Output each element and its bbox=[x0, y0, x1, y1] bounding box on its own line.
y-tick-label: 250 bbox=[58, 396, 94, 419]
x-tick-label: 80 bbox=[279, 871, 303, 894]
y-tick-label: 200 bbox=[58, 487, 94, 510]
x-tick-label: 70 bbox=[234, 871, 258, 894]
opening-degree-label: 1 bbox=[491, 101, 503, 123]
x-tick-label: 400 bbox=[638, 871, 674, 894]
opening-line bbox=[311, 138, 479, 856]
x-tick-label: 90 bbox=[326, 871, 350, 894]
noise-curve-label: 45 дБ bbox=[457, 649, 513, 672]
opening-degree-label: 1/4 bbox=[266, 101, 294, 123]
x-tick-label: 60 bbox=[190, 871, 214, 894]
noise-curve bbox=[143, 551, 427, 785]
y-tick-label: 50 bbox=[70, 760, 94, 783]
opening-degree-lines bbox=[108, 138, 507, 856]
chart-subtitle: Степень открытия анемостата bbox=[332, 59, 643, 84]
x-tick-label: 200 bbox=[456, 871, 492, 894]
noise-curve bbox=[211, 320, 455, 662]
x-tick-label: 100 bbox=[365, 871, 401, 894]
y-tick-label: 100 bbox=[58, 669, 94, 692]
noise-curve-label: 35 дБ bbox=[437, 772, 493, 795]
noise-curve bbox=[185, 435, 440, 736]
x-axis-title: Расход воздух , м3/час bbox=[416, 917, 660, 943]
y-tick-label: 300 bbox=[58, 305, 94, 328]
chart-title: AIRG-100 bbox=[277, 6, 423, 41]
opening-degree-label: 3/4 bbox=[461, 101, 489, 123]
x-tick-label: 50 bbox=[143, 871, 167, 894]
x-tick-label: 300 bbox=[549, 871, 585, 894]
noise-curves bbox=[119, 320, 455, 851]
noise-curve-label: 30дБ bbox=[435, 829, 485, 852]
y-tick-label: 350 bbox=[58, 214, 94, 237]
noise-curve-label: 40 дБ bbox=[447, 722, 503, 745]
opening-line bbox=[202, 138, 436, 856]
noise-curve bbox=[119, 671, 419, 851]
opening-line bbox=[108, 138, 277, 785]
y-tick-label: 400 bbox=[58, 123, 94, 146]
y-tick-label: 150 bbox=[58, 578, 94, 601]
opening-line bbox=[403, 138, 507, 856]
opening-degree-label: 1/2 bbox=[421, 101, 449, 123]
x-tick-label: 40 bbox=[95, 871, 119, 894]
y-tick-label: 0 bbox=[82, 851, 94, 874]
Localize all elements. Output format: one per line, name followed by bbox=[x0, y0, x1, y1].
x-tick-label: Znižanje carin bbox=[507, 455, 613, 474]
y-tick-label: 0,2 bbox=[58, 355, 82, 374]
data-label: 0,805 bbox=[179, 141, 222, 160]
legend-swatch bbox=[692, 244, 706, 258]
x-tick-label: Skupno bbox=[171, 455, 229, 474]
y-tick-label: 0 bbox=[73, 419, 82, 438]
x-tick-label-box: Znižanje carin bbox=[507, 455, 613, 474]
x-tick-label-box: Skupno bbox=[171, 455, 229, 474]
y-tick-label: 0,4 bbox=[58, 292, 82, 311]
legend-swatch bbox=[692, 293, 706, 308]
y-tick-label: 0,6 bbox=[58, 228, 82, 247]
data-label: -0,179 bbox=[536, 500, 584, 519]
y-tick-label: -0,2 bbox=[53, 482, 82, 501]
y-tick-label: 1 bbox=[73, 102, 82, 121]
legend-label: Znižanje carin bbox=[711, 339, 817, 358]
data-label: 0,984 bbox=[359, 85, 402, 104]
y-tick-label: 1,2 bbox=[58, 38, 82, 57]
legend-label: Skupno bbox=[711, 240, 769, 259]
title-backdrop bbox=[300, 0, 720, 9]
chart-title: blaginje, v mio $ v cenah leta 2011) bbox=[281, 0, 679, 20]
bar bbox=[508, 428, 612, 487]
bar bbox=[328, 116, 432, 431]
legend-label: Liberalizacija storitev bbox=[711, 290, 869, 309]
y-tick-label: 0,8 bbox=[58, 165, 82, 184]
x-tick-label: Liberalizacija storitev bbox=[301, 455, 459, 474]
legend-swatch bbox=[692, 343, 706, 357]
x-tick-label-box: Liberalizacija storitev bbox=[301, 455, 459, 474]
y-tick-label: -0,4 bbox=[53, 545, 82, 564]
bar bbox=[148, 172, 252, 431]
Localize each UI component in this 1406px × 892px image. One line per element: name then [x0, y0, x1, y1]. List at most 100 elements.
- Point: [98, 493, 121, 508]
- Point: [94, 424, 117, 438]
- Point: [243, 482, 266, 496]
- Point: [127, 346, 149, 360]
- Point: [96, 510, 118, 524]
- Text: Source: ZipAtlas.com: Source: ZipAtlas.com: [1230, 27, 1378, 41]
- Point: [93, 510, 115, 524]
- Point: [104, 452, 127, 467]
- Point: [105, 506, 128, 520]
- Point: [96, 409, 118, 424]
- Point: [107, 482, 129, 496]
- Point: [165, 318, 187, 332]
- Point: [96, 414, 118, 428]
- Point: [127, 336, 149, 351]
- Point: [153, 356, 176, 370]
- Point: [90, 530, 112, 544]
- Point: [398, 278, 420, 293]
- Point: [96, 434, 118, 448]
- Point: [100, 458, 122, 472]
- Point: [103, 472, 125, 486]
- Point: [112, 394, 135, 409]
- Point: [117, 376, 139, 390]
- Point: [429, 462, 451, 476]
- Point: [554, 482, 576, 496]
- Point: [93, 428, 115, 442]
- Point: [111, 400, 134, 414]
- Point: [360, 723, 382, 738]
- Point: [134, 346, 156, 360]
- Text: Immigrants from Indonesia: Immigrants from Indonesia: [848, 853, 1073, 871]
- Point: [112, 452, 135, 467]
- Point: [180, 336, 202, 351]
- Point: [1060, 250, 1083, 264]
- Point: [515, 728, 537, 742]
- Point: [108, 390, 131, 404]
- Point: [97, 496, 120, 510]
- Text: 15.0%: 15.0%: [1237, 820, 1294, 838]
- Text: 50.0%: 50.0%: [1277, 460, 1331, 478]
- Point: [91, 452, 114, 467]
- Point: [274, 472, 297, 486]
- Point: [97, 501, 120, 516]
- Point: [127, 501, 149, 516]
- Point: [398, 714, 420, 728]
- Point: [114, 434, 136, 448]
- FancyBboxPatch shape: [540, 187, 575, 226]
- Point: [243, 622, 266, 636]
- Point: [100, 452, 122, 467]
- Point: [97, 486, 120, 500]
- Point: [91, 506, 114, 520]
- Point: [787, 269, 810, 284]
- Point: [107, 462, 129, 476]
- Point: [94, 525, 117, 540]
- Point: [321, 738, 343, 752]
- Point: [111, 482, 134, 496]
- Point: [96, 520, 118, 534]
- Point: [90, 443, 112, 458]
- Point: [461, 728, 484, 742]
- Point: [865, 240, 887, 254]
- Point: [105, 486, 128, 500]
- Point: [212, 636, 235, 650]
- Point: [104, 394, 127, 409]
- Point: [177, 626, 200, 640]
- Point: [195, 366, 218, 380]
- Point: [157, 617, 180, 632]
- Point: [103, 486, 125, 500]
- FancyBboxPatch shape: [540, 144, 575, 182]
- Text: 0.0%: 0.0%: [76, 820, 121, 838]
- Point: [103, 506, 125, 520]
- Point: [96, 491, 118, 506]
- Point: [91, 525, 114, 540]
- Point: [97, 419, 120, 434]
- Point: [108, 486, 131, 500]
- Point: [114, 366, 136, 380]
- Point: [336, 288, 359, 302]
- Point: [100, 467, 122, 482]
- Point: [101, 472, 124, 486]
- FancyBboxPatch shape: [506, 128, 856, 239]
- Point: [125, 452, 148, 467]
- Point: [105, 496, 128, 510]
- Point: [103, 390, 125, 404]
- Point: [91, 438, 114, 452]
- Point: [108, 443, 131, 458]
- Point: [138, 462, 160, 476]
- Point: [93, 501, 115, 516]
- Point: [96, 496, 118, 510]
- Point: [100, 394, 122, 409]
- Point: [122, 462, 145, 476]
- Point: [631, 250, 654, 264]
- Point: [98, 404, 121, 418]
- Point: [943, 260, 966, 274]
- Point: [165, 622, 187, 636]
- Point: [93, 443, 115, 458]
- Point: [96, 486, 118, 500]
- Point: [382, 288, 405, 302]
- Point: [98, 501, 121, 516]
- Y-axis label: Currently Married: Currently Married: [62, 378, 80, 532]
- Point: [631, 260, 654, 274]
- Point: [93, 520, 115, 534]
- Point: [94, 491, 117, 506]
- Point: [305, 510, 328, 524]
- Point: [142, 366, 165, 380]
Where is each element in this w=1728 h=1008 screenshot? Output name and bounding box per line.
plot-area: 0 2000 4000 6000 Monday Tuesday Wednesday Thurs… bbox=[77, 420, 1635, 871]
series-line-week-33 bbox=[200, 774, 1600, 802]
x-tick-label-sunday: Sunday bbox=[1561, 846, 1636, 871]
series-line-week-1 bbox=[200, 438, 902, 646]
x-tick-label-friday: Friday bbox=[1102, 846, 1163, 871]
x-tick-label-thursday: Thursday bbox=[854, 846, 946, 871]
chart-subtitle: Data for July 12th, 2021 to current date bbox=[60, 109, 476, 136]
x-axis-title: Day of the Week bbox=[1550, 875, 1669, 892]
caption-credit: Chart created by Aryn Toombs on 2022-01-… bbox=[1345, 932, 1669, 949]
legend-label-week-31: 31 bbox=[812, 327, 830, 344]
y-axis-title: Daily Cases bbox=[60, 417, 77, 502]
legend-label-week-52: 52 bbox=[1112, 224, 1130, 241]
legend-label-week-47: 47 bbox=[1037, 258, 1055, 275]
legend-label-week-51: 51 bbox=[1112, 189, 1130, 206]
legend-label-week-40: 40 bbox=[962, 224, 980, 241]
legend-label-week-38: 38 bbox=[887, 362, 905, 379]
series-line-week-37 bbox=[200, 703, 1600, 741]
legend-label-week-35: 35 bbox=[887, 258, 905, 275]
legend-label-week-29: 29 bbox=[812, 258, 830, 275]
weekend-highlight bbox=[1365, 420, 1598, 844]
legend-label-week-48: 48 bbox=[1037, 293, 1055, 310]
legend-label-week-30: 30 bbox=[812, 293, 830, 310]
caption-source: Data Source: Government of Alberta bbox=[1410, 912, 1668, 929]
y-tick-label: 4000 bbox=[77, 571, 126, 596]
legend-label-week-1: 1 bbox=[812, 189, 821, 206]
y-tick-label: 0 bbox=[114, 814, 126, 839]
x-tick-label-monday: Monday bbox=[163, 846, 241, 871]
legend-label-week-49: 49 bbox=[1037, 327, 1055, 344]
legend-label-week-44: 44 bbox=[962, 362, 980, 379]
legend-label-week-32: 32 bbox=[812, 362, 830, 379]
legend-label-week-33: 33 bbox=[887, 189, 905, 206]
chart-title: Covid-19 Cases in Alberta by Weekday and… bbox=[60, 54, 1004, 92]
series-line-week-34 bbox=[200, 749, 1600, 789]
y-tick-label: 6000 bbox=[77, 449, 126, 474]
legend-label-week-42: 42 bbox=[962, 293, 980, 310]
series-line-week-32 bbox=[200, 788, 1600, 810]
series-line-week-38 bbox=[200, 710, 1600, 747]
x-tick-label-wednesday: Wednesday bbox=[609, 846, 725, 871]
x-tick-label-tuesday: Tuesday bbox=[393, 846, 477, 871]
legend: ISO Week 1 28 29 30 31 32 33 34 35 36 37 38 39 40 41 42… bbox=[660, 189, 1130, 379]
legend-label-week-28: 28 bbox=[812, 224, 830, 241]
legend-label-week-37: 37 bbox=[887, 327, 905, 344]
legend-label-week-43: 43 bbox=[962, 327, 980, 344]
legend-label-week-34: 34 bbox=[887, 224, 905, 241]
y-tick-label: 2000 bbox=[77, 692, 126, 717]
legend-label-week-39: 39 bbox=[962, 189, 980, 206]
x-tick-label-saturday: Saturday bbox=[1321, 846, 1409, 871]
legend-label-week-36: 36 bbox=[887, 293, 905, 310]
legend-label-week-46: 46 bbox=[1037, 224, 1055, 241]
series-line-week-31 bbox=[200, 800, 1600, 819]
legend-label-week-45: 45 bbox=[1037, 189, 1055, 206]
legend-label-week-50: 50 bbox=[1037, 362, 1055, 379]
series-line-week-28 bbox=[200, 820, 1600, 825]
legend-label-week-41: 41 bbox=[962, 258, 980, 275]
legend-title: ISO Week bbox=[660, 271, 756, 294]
· · · ·
Request
Recast the lines from the first one through the line containing "x-tick-label: 90 bbox=[326, 871, 350, 894]", inclusive, as a JSON list of strings with one string per line and blank lines left out.

Reply to the task
[
  "Output each element and its bbox=[x0, y0, x1, y1] bounding box on its own line.",
  "y-tick-label: 250 bbox=[58, 396, 94, 419]",
  "x-tick-label: 80 bbox=[279, 871, 303, 894]",
  "y-tick-label: 200 bbox=[58, 487, 94, 510]",
  "x-tick-label: 70 bbox=[234, 871, 258, 894]",
  "opening-degree-label: 1 bbox=[491, 101, 503, 123]",
  "x-tick-label: 400 bbox=[638, 871, 674, 894]",
  "opening-line bbox=[311, 138, 479, 856]",
  "x-tick-label: 90 bbox=[326, 871, 350, 894]"
]